* Work to be completed *
Transcribe the entries exactly. Omit the pictures.

========================================================================

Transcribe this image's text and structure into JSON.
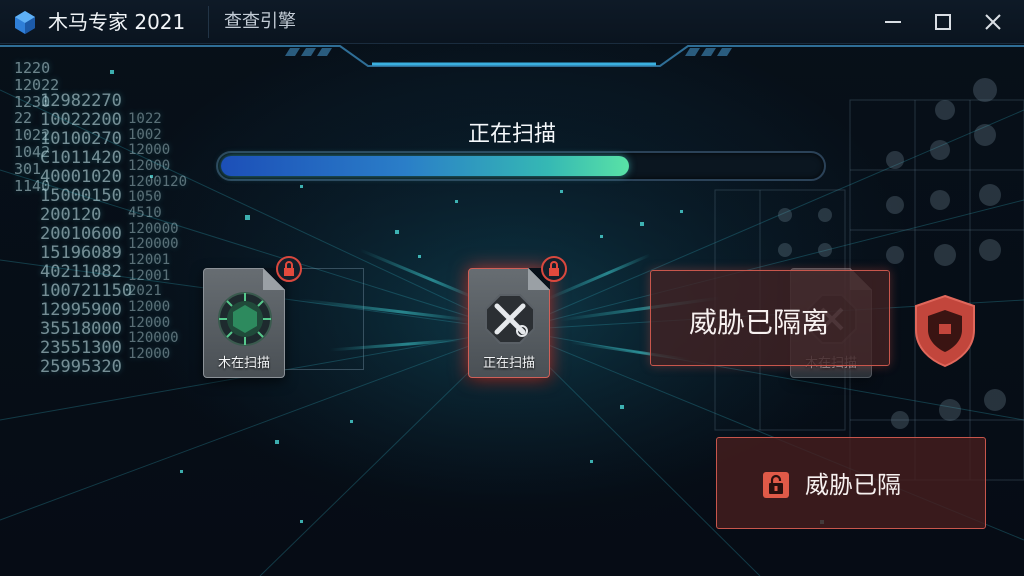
{
  "window": {
    "app_title": "木马专家 2021",
    "tab_label": "查查引擎",
    "controls": {
      "minimize": "minimize",
      "maximize": "maximize",
      "close": "close"
    }
  },
  "scan": {
    "status_title": "正在扫描",
    "progress": 0.68,
    "progress_colors": [
      "#1c4fb8",
      "#59e2a6"
    ]
  },
  "cards": [
    {
      "label": "木在扫描",
      "icon": "virus-icon",
      "badge": "lock-icon"
    },
    {
      "label": "正在扫描",
      "icon": "crossed-tools-icon",
      "badge": "lock-icon",
      "state": "alert"
    },
    {
      "label": "木在扫描",
      "icon": "file-icon"
    }
  ],
  "threat": {
    "quarantine_text": "威胁已隔离",
    "button_label": "威胁已隔",
    "button_icon": "lock-icon",
    "shield_icon": "shield-icon",
    "accent_color": "#d9483e"
  },
  "code_stream": {
    "left_col_a": [
      "1220",
      "12022",
      "1230",
      "22",
      "1022",
      "1042",
      "301",
      "1140"
    ],
    "left_col_b": [
      "12982270",
      "10022200",
      "10100270",
      "C1011420",
      "40001020",
      "15000150",
      "200120",
      "20010600",
      "15196089",
      "40211082",
      "100721150",
      "12995900",
      "35518000",
      "23551300",
      "25995320"
    ],
    "mid_col": [
      "1022",
      "1002",
      "12000",
      "12000",
      "1200120",
      "1050",
      "4510",
      "120000",
      "120000",
      "12001",
      "12001",
      "2021",
      "12000",
      "12000",
      "120000",
      "12000"
    ]
  }
}
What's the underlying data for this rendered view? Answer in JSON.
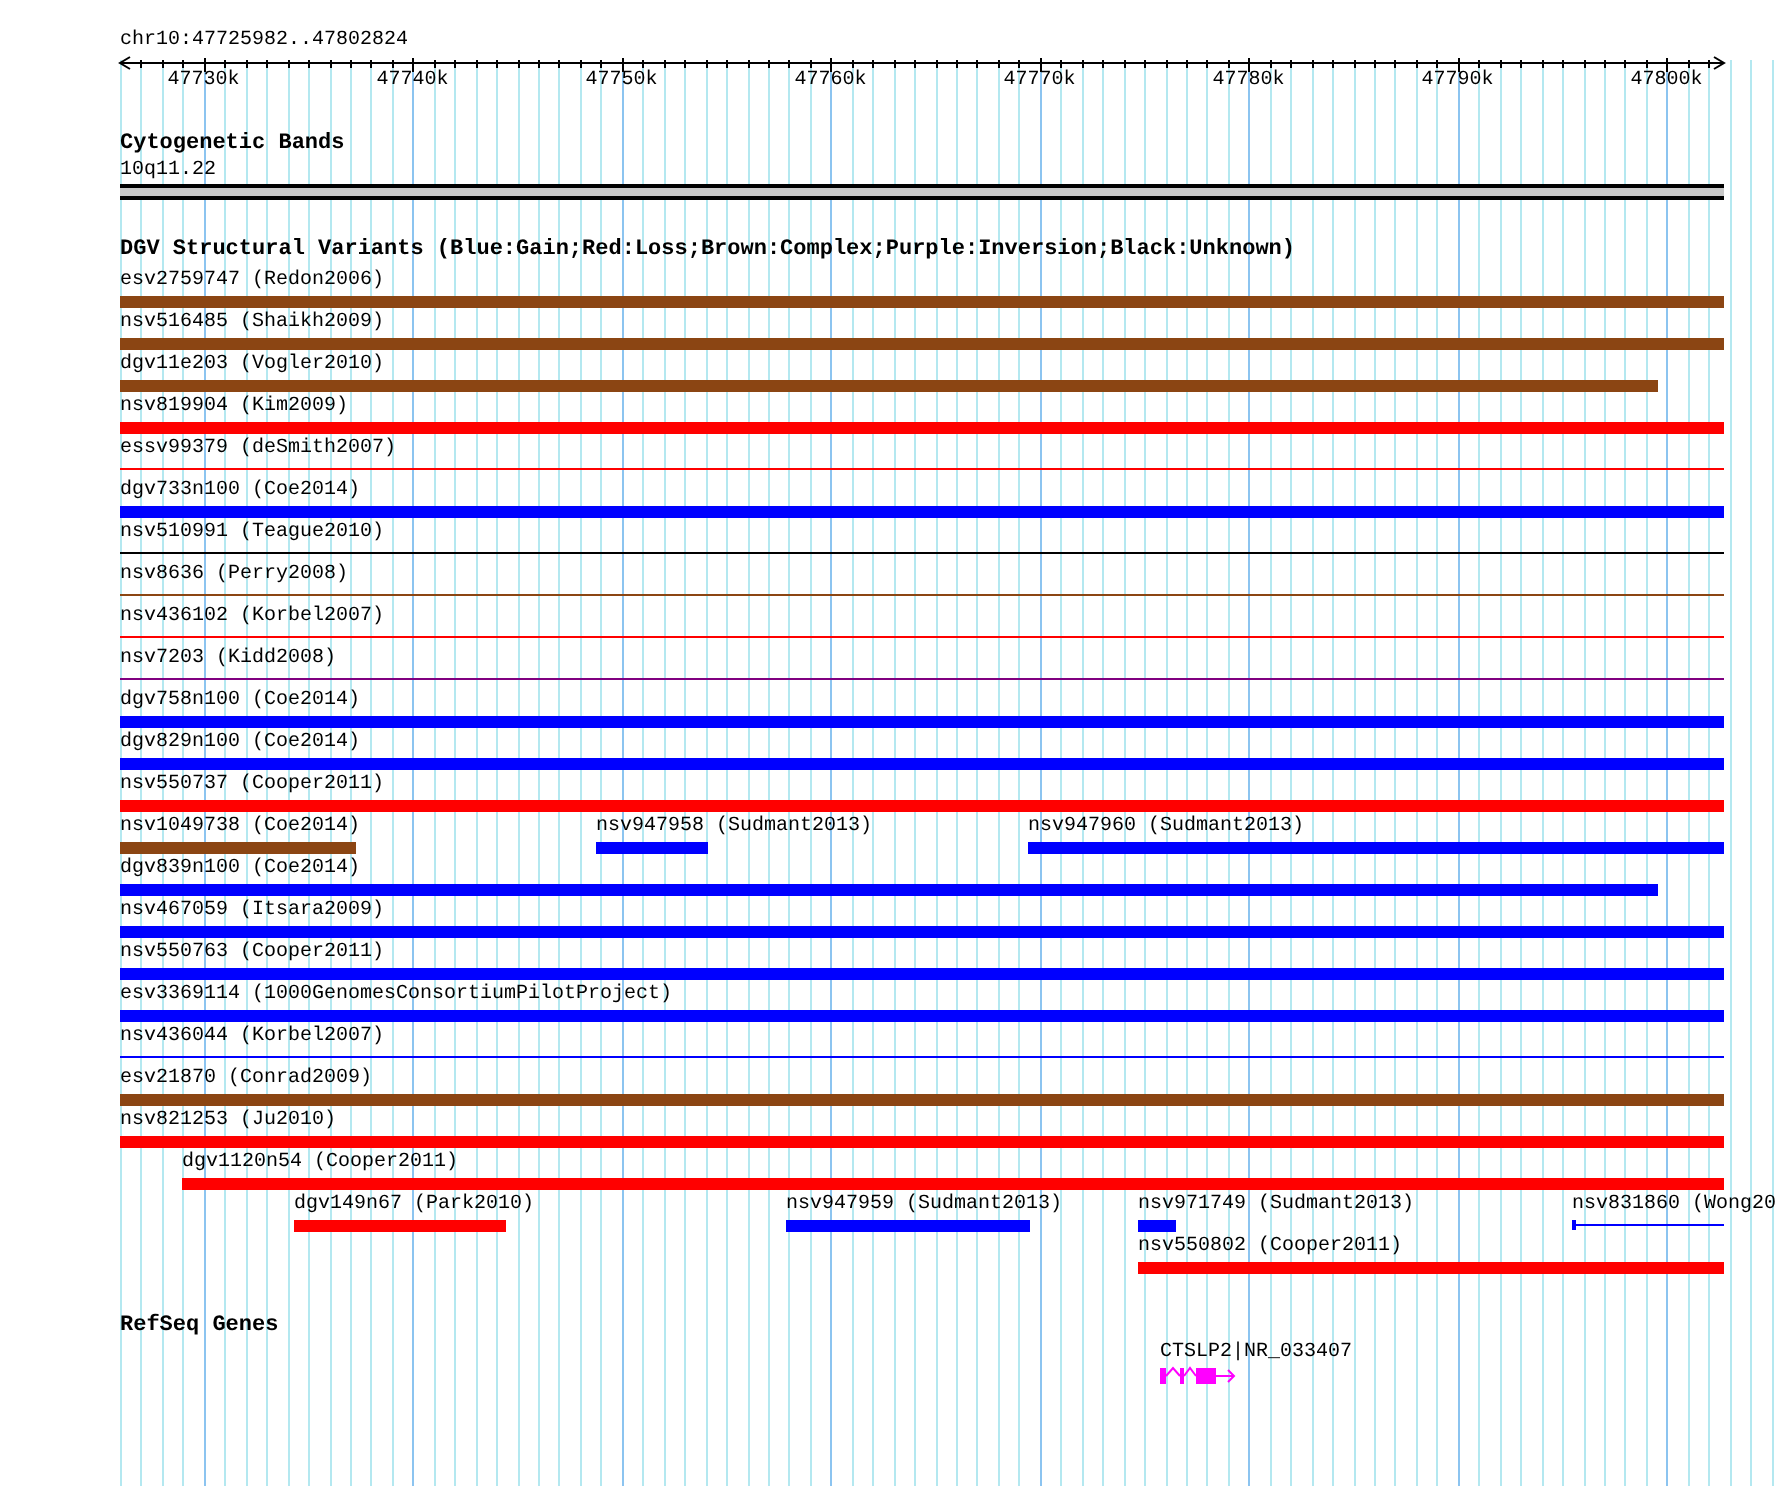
{
  "position": "chr10:47725982..47802824",
  "ruler": {
    "ticks": [
      "47730k",
      "47740k",
      "47750k",
      "47760k",
      "47770k",
      "47780k",
      "47790k",
      "47800k"
    ]
  },
  "cytogenetic_bands": {
    "title": "Cytogenetic Bands",
    "band": "10q11.22"
  },
  "structural_variants": {
    "title": "DGV Structural Variants (Blue:Gain;Red:Loss;Brown:Complex;Purple:Inversion;Black:Unknown)",
    "rows": [
      {
        "features": [
          {
            "label": "esv2759747 (Redon2006)",
            "color": "#8b4513",
            "kind": "thick"
          }
        ]
      },
      {
        "features": [
          {
            "label": "nsv516485 (Shaikh2009)",
            "color": "#8b4513",
            "kind": "thick"
          }
        ]
      },
      {
        "features": [
          {
            "label": "dgv11e203 (Vogler2010)",
            "color": "#8b4513",
            "kind": "thick"
          }
        ]
      },
      {
        "features": [
          {
            "label": "nsv819904 (Kim2009)",
            "color": "#ff0000",
            "kind": "thick"
          }
        ]
      },
      {
        "features": [
          {
            "label": "essv99379 (deSmith2007)",
            "color": "#ff0000",
            "kind": "thin"
          }
        ]
      },
      {
        "features": [
          {
            "label": "dgv733n100 (Coe2014)",
            "color": "#0000ff",
            "kind": "thick"
          }
        ]
      },
      {
        "features": [
          {
            "label": "nsv510991 (Teague2010)",
            "color": "#000000",
            "kind": "thin"
          }
        ]
      },
      {
        "features": [
          {
            "label": "nsv8636 (Perry2008)",
            "color": "#8b4513",
            "kind": "thin"
          }
        ]
      },
      {
        "features": [
          {
            "label": "nsv436102 (Korbel2007)",
            "color": "#ff0000",
            "kind": "thin"
          }
        ]
      },
      {
        "features": [
          {
            "label": "nsv7203 (Kidd2008)",
            "color": "#800080",
            "kind": "thin"
          }
        ]
      },
      {
        "features": [
          {
            "label": "dgv758n100 (Coe2014)",
            "color": "#0000ff",
            "kind": "thick"
          }
        ]
      },
      {
        "features": [
          {
            "label": "dgv829n100 (Coe2014)",
            "color": "#0000ff",
            "kind": "thick"
          }
        ]
      },
      {
        "features": [
          {
            "label": "nsv550737 (Cooper2011)",
            "color": "#ff0000",
            "kind": "thick"
          }
        ]
      },
      {
        "features": [
          {
            "label": "nsv1049738 (Coe2014)",
            "color": "#8b4513",
            "kind": "thick"
          },
          {
            "label": "nsv947958 (Sudmant2013)",
            "color": "#0000ff",
            "kind": "thick"
          },
          {
            "label": "nsv947960 (Sudmant2013)",
            "color": "#0000ff",
            "kind": "thick"
          }
        ]
      },
      {
        "features": [
          {
            "label": "dgv839n100 (Coe2014)",
            "color": "#0000ff",
            "kind": "thick"
          }
        ]
      },
      {
        "features": [
          {
            "label": "nsv467059 (Itsara2009)",
            "color": "#0000ff",
            "kind": "thick"
          }
        ]
      },
      {
        "features": [
          {
            "label": "nsv550763 (Cooper2011)",
            "color": "#0000ff",
            "kind": "thick"
          }
        ]
      },
      {
        "features": [
          {
            "label": "esv3369114 (1000GenomesConsortiumPilotProject)",
            "color": "#0000ff",
            "kind": "thick"
          }
        ]
      },
      {
        "features": [
          {
            "label": "nsv436044 (Korbel2007)",
            "color": "#0000ff",
            "kind": "thin"
          }
        ]
      },
      {
        "features": [
          {
            "label": "esv21870 (Conrad2009)",
            "color": "#8b4513",
            "kind": "thick"
          }
        ]
      },
      {
        "features": [
          {
            "label": "nsv821253 (Ju2010)",
            "color": "#ff0000",
            "kind": "thick"
          }
        ]
      },
      {
        "features": [
          {
            "label": "dgv1120n54 (Cooper2011)",
            "color": "#ff0000",
            "kind": "thick"
          }
        ]
      },
      {
        "features": [
          {
            "label": "dgv149n67 (Park2010)",
            "color": "#ff0000",
            "kind": "thick"
          },
          {
            "label": "nsv947959 (Sudmant2013)",
            "color": "#0000ff",
            "kind": "thick"
          },
          {
            "label": "nsv971749 (Sudmant2013)",
            "color": "#0000ff",
            "kind": "thick"
          },
          {
            "label": "nsv831860 (Wong20",
            "color": "#0000ff",
            "kind": "thin"
          }
        ]
      },
      {
        "features": [
          {
            "label": "nsv550802 (Cooper2011)",
            "color": "#ff0000",
            "kind": "thick"
          }
        ]
      }
    ]
  },
  "refseq_genes": {
    "title": "RefSeq Genes",
    "genes": [
      {
        "label": "CTSLP2|NR_033407"
      }
    ]
  }
}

========================================================================

* Answer below *
Transcribe this image's text and structure into JSON.
{
  "window": {
    "app_title": "木马专家 2021",
    "tab_label": "查查引擎",
    "controls": {
      "minimize": "minimize",
      "maximize": "maximize",
      "close": "close"
    }
  },
  "scan": {
    "status_title": "正在扫描",
    "progress": 0.68,
    "progress_colors": [
      "#1c4fb8",
      "#59e2a6"
    ]
  },
  "cards": [
    {
      "label": "木在扫描",
      "icon": "virus-icon",
      "badge": "lock-icon"
    },
    {
      "label": "正在扫描",
      "icon": "crossed-tools-icon",
      "badge": "lock-icon",
      "state": "alert"
    },
    {
      "label": "木在扫描",
      "icon": "file-icon"
    }
  ],
  "threat": {
    "quarantine_text": "威胁已隔离",
    "button_label": "威胁已隔",
    "button_icon": "lock-icon",
    "shield_icon": "shield-icon",
    "accent_color": "#d9483e"
  },
  "code_stream": {
    "left_col_a": [
      "1220",
      "12022",
      "1230",
      "22",
      "1022",
      "1042",
      "301",
      "1140"
    ],
    "left_col_b": [
      "12982270",
      "10022200",
      "10100270",
      "C1011420",
      "40001020",
      "15000150",
      "200120",
      "20010600",
      "15196089",
      "40211082",
      "100721150",
      "12995900",
      "35518000",
      "23551300",
      "25995320"
    ],
    "mid_col": [
      "1022",
      "1002",
      "12000",
      "12000",
      "1200120",
      "1050",
      "4510",
      "120000",
      "120000",
      "12001",
      "12001",
      "2021",
      "12000",
      "12000",
      "120000",
      "12000"
    ]
  }
}
What's the underlying data for this rendered view? Answer in JSON.
{
  "position": "chr10:47725982..47802824",
  "ruler": {
    "ticks": [
      "47730k",
      "47740k",
      "47750k",
      "47760k",
      "47770k",
      "47780k",
      "47790k",
      "47800k"
    ]
  },
  "cytogenetic_bands": {
    "title": "Cytogenetic Bands",
    "band": "10q11.22"
  },
  "structural_variants": {
    "title": "DGV Structural Variants (Blue:Gain;Red:Loss;Brown:Complex;Purple:Inversion;Black:Unknown)",
    "rows": [
      {
        "features": [
          {
            "label": "esv2759747 (Redon2006)",
            "color": "#8b4513",
            "kind": "thick"
          }
        ]
      },
      {
        "features": [
          {
            "label": "nsv516485 (Shaikh2009)",
            "color": "#8b4513",
            "kind": "thick"
          }
        ]
      },
      {
        "features": [
          {
            "label": "dgv11e203 (Vogler2010)",
            "color": "#8b4513",
            "kind": "thick"
          }
        ]
      },
      {
        "features": [
          {
            "label": "nsv819904 (Kim2009)",
            "color": "#ff0000",
            "kind": "thick"
          }
        ]
      },
      {
        "features": [
          {
            "label": "essv99379 (deSmith2007)",
            "color": "#ff0000",
            "kind": "thin"
          }
        ]
      },
      {
        "features": [
          {
            "label": "dgv733n100 (Coe2014)",
            "color": "#0000ff",
            "kind": "thick"
          }
        ]
      },
      {
        "features": [
          {
            "label": "nsv510991 (Teague2010)",
            "color": "#000000",
            "kind": "thin"
          }
        ]
      },
      {
        "features": [
          {
            "label": "nsv8636 (Perry2008)",
            "color": "#8b4513",
            "kind": "thin"
          }
        ]
      },
      {
        "features": [
          {
            "label": "nsv436102 (Korbel2007)",
            "color": "#ff0000",
            "kind": "thin"
          }
        ]
      },
      {
        "features": [
          {
            "label": "nsv7203 (Kidd2008)",
            "color": "#800080",
            "kind": "thin"
          }
        ]
      },
      {
        "features": [
          {
            "label": "dgv758n100 (Coe2014)",
            "color": "#0000ff",
            "kind": "thick"
          }
        ]
      },
      {
        "features": [
          {
            "label": "dgv829n100 (Coe2014)",
            "color": "#0000ff",
            "kind": "thick"
          }
        ]
      },
      {
        "features": [
          {
            "label": "nsv550737 (Cooper2011)",
            "color": "#ff0000",
            "kind": "thick"
          }
        ]
      },
      {
        "features": [
          {
            "label": "nsv1049738 (Coe2014)",
            "color": "#8b4513",
            "kind": "thick"
          },
          {
            "label": "nsv947958 (Sudmant2013)",
            "color": "#0000ff",
            "kind": "thick"
          },
          {
            "label": "nsv947960 (Sudmant2013)",
            "color": "#0000ff",
            "kind": "thick"
          }
        ]
      },
      {
        "features": [
          {
            "label": "dgv839n100 (Coe2014)",
            "color": "#0000ff",
            "kind": "thick"
          }
        ]
      },
      {
        "features": [
          {
            "label": "nsv467059 (Itsara2009)",
            "color": "#0000ff",
            "kind": "thick"
          }
        ]
      },
      {
        "features": [
          {
            "label": "nsv550763 (Cooper2011)",
            "color": "#0000ff",
            "kind": "thick"
          }
        ]
      },
      {
        "features": [
          {
            "label": "esv3369114 (1000GenomesConsortiumPilotProject)",
            "color": "#0000ff",
            "kind": "thick"
          }
        ]
      },
      {
        "features": [
          {
            "label": "nsv436044 (Korbel2007)",
            "color": "#0000ff",
            "kind": "thin"
          }
        ]
      },
      {
        "features": [
          {
            "label": "esv21870 (Conrad2009)",
            "color": "#8b4513",
            "kind": "thick"
          }
        ]
      },
      {
        "features": [
          {
            "label": "nsv821253 (Ju2010)",
            "color": "#ff0000",
            "kind": "thick"
          }
        ]
      },
      {
        "features": [
          {
            "label": "dgv1120n54 (Cooper2011)",
            "color": "#ff0000",
            "kind": "thick"
          }
        ]
      },
      {
        "features": [
          {
            "label": "dgv149n67 (Park2010)",
            "color": "#ff0000",
            "kind": "thick"
          },
          {
            "label": "nsv947959 (Sudmant2013)",
            "color": "#0000ff",
            "kind": "thick"
          },
          {
            "label": "nsv971749 (Sudmant2013)",
            "color": "#0000ff",
            "kind": "thick"
          },
          {
            "label": "nsv831860 (Wong20",
            "color": "#0000ff",
            "kind": "thin"
          }
        ]
      },
      {
        "features": [
          {
            "label": "nsv550802 (Cooper2011)",
            "color": "#ff0000",
            "kind": "thick"
          }
        ]
      }
    ]
  },
  "refseq_genes": {
    "title": "RefSeq Genes",
    "genes": [
      {
        "label": "CTSLP2|NR_033407"
      }
    ]
  }
}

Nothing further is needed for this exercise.